#### TASK PROMPT:
The data below needs to be returned exactly, line for line.

#### DATASET:
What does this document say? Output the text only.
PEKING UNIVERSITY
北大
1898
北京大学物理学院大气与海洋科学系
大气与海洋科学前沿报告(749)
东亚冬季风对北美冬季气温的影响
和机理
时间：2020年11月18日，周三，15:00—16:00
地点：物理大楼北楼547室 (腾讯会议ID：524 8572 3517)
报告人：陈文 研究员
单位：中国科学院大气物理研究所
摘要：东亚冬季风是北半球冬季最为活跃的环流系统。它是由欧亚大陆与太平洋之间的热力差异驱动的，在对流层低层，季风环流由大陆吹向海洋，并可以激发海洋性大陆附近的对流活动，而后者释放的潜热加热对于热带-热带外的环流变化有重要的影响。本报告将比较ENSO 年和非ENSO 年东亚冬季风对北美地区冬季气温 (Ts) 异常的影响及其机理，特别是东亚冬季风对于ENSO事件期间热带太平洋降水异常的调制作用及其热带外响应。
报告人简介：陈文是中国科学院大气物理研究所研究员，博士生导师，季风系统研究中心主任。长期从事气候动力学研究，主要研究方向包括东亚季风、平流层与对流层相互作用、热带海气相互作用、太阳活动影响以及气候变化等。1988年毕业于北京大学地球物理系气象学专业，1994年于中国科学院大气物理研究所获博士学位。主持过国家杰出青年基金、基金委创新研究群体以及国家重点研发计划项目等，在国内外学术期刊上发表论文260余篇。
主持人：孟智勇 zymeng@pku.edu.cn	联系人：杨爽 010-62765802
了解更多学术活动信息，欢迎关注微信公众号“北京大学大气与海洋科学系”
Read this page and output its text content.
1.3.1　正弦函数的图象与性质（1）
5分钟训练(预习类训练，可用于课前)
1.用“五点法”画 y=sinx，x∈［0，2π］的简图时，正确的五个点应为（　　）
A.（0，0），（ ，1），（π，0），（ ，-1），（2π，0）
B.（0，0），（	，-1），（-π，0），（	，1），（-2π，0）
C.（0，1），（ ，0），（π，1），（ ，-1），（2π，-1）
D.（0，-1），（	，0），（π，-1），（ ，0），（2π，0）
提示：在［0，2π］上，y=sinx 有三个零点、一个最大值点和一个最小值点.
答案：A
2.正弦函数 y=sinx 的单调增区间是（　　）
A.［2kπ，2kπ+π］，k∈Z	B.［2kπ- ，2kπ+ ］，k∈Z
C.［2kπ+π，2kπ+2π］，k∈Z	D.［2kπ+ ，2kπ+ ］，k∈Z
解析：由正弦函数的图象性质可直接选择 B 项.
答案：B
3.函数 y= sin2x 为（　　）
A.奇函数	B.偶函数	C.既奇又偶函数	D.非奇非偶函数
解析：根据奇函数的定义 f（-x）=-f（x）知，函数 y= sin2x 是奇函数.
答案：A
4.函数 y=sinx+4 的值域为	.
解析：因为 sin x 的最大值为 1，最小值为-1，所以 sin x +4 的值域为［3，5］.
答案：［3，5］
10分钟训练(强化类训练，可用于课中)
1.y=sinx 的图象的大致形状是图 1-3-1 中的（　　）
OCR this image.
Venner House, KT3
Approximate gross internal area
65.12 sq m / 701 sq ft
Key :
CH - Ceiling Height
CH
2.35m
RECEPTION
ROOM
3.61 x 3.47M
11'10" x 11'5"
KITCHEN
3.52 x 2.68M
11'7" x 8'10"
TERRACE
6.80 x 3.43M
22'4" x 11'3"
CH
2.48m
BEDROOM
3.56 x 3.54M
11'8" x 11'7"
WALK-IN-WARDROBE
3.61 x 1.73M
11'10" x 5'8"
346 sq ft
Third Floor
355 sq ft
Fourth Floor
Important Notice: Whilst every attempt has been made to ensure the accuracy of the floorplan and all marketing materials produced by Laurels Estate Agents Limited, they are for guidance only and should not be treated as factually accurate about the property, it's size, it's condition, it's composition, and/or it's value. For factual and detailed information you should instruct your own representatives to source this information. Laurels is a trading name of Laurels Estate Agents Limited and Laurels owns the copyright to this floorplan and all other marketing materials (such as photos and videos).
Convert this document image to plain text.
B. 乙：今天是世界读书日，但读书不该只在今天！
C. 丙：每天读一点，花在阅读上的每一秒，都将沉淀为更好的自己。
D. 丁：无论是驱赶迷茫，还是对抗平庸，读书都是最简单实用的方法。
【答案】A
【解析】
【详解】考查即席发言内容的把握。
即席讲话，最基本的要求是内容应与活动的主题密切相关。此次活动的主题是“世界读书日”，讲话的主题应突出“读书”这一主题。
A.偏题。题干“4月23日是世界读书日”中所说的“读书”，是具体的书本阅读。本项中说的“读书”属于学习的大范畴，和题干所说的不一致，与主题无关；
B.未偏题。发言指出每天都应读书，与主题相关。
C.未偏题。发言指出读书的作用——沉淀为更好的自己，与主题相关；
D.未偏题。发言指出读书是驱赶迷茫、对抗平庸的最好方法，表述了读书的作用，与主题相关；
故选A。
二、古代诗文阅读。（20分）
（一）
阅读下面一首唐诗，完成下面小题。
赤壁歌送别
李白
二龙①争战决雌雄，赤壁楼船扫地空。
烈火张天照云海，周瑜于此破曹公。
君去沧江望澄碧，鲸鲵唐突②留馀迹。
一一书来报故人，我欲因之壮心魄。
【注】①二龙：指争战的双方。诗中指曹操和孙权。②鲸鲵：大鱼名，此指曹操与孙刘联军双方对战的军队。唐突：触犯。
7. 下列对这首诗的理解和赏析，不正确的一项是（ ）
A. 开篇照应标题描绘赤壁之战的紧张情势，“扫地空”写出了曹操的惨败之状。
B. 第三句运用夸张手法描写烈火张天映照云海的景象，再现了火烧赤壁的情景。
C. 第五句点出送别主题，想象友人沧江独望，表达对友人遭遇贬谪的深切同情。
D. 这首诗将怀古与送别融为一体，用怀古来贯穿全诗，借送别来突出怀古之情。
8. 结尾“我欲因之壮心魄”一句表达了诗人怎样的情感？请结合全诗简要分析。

#### RESPONSE:
What does this document say? Output the text only.
PEKING UNIVERSITY
北大
1898
北京大学物理学院大气与海洋科学系
大气与海洋科学前沿报告(749)
东亚冬季风对北美冬季气温的影响
和机理
时间：2020年11月18日，周三，15:00—16:00
地点：物理大楼北楼547室 (腾讯会议ID：524 8572 3517)
报告人：陈文 研究员
单位：中国科学院大气物理研究所
摘要：东亚冬季风是北半球冬季最为活跃的环流系统。它是由欧亚大陆与太平洋之间的热力差异驱动的，在对流层低层，季风环流由大陆吹向海洋，并可以激发海洋性大陆附近的对流活动，而后者释放的潜热加热对于热带-热带外的环流变化有重要的影响。本报告将比较ENSO 年和非ENSO 年东亚冬季风对北美地区冬季气温 (Ts) 异常的影响及其机理，特别是东亚冬季风对于ENSO事件期间热带太平洋降水异常的调制作用及其热带外响应。
报告人简介：陈文是中国科学院大气物理研究所研究员，博士生导师，季风系统研究中心主任。长期从事气候动力学研究，主要研究方向包括东亚季风、平流层与对流层相互作用、热带海气相互作用、太阳活动影响以及气候变化等。1988年毕业于北京大学地球物理系气象学专业，1994年于中国科学院大气物理研究所获博士学位。主持过国家杰出青年基金、基金委创新研究群体以及国家重点研发计划项目等，在国内外学术期刊上发表论文260余篇。
主持人：孟智勇 zymeng@pku.edu.cn	联系人：杨爽 010-62765802
了解更多学术活动信息，欢迎关注微信公众号“北京大学大气与海洋科学系”
Read this page and output its text content.
1.3.1　正弦函数的图象与性质（1）
5分钟训练(预习类训练，可用于课前)
1.用“五点法”画 y=sinx，x∈［0，2π］的简图时，正确的五个点应为（　　）
A.（0，0），（ ，1），（π，0），（ ，-1），（2π，0）
B.（0，0），（	，-1），（-π，0），（	，1），（-2π，0）
C.（0，1），（ ，0），（π，1），（ ，-1），（2π，-1）
D.（0，-1），（	，0），（π，-1），（ ，0），（2π，0）
提示：在［0，2π］上，y=sinx 有三个零点、一个最大值点和一个最小值点.
答案：A
2.正弦函数 y=sinx 的单调增区间是（　　）
A.［2kπ，2kπ+π］，k∈Z	B.［2kπ- ，2kπ+ ］，k∈Z
C.［2kπ+π，2kπ+2π］，k∈Z	D.［2kπ+ ，2kπ+ ］，k∈Z
解析：由正弦函数的图象性质可直接选择 B 项.
答案：B
3.函数 y= sin2x 为（　　）
A.奇函数	B.偶函数	C.既奇又偶函数	D.非奇非偶函数
解析：根据奇函数的定义 f（-x）=-f（x）知，函数 y= sin2x 是奇函数.
答案：A
4.函数 y=sinx+4 的值域为	.
解析：因为 sin x 的最大值为 1，最小值为-1，所以 sin x +4 的值域为［3，5］.
答案：［3，5］
10分钟训练(强化类训练，可用于课中)
1.y=sinx 的图象的大致形状是图 1-3-1 中的（　　）
OCR this image.
Venner House, KT3
Approximate gross internal area
65.12 sq m / 701 sq ft
Key :
CH - Ceiling Height
CH
2.35m
RECEPTION
ROOM
3.61 x 3.47M
11'10" x 11'5"
KITCHEN
3.52 x 2.68M
11'7" x 8'10"
TERRACE
6.80 x 3.43M
22'4" x 11'3"
CH
2.48m
BEDROOM
3.56 x 3.54M
11'8" x 11'7"
WALK-IN-WARDROBE
3.61 x 1.73M
11'10" x 5'8"
346 sq ft
Third Floor
355 sq ft
Fourth Floor
Important Notice: Whilst every attempt has been made to ensure the accuracy of the floorplan and all marketing materials produced by Laurels Estate Agents Limited, they are for guidance only and should not be treated as factually accurate about the property, it's size, it's condition, it's composition, and/or it's value. For factual and detailed information you should instruct your own representatives to source this information. Laurels is a trading name of Laurels Estate Agents Limited and Laurels owns the copyright to this floorplan and all other marketing materials (such as photos and videos).
Convert this document image to plain text.
B. 乙：今天是世界读书日，但读书不该只在今天！
C. 丙：每天读一点，花在阅读上的每一秒，都将沉淀为更好的自己。
D. 丁：无论是驱赶迷茫，还是对抗平庸，读书都是最简单实用的方法。
【答案】A
【解析】
【详解】考查即席发言内容的把握。
即席讲话，最基本的要求是内容应与活动的主题密切相关。此次活动的主题是“世界读书日”，讲话的主题应突出“读书”这一主题。
A.偏题。题干“4月23日是世界读书日”中所说的“读书”，是具体的书本阅读。本项中说的“读书”属于学习的大范畴，和题干所说的不一致，与主题无关；
B.未偏题。发言指出每天都应读书，与主题相关。
C.未偏题。发言指出读书的作用——沉淀为更好的自己，与主题相关；
D.未偏题。发言指出读书是驱赶迷茫、对抗平庸的最好方法，表述了读书的作用，与主题相关；
故选A。
二、古代诗文阅读。（20分）
（一）
阅读下面一首唐诗，完成下面小题。
赤壁歌送别
李白
二龙①争战决雌雄，赤壁楼船扫地空。
烈火张天照云海，周瑜于此破曹公。
君去沧江望澄碧，鲸鲵唐突②留馀迹。
一一书来报故人，我欲因之壮心魄。
【注】①二龙：指争战的双方。诗中指曹操和孙权。②鲸鲵：大鱼名，此指曹操与孙刘联军双方对战的军队。唐突：触犯。
7. 下列对这首诗的理解和赏析，不正确的一项是（ ）
A. 开篇照应标题描绘赤壁之战的紧张情势，“扫地空”写出了曹操的惨败之状。
B. 第三句运用夸张手法描写烈火张天映照云海的景象，再现了火烧赤壁的情景。
C. 第五句点出送别主题，想象友人沧江独望，表达对友人遭遇贬谪的深切同情。
D. 这首诗将怀古与送别融为一体，用怀古来贯穿全诗，借送别来突出怀古之情。
8. 结尾“我欲因之壮心魄”一句表达了诗人怎样的情感？请结合全诗简要分析。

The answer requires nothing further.